## Begin The input
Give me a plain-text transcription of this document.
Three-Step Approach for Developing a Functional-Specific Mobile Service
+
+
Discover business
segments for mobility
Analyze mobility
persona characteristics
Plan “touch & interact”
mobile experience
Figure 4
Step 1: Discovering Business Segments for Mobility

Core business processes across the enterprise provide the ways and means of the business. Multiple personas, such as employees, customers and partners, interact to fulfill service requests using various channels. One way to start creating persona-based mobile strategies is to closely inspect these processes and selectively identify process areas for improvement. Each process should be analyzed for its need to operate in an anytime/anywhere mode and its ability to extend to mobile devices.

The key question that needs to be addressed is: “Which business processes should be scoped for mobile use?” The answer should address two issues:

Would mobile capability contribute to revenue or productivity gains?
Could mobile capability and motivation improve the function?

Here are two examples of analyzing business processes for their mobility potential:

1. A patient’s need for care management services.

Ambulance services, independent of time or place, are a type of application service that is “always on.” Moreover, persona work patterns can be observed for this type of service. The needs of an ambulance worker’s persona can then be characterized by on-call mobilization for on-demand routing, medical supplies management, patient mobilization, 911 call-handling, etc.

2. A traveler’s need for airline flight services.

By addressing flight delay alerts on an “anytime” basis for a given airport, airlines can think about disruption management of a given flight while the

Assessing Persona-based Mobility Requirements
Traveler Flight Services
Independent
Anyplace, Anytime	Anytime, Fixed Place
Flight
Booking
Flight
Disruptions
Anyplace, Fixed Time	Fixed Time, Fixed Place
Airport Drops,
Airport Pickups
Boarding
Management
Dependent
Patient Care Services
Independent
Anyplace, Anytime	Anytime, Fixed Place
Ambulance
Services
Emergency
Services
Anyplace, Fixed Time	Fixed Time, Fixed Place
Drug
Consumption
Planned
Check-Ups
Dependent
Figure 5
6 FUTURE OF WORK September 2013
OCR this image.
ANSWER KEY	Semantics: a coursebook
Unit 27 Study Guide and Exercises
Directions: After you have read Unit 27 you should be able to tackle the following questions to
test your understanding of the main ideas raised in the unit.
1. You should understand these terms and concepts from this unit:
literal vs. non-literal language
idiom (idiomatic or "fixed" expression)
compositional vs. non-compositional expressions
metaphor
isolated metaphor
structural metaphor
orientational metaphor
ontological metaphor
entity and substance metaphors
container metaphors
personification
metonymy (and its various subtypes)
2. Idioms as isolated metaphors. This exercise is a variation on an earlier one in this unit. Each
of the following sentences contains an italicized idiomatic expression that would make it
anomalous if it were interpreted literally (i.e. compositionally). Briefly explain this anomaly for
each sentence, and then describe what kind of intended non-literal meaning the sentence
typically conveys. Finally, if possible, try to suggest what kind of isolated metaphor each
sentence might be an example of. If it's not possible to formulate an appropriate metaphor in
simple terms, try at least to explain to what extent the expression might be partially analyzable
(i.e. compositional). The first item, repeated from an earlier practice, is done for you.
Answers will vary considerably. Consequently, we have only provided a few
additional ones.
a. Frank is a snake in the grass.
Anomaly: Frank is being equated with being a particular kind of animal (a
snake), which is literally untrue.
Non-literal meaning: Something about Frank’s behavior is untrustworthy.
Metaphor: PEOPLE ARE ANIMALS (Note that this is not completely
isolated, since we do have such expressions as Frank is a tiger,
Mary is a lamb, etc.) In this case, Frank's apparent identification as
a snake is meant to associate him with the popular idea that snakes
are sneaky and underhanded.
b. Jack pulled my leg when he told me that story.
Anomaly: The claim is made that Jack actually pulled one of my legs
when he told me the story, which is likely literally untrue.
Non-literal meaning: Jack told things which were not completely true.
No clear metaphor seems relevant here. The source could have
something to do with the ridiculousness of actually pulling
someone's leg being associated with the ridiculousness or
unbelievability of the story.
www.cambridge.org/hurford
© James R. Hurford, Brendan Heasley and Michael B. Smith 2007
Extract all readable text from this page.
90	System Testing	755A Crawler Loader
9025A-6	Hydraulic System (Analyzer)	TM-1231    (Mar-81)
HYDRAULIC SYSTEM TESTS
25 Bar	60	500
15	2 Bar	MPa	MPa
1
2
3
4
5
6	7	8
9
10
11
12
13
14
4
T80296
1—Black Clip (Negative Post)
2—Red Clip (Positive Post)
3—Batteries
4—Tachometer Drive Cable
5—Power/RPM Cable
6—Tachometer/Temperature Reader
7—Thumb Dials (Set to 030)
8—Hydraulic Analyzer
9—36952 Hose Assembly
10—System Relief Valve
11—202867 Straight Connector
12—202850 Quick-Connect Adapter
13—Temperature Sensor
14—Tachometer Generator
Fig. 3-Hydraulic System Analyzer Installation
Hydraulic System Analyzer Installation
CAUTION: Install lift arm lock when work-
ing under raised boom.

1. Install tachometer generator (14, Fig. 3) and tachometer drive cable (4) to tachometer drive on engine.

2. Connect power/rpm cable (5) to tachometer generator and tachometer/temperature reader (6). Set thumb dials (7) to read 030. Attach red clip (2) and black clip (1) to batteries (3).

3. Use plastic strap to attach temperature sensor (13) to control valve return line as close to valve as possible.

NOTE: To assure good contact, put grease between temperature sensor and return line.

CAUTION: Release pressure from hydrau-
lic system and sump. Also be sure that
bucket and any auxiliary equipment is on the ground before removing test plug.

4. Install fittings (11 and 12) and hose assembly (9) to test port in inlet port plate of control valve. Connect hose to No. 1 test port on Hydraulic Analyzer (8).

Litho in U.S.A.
## End The input
Gather all the lines that include the word "being" and copy them out.

Anomaly: Frank is being equated with being a particular kind of animal (a
someone's leg being associated with the ridiculousness or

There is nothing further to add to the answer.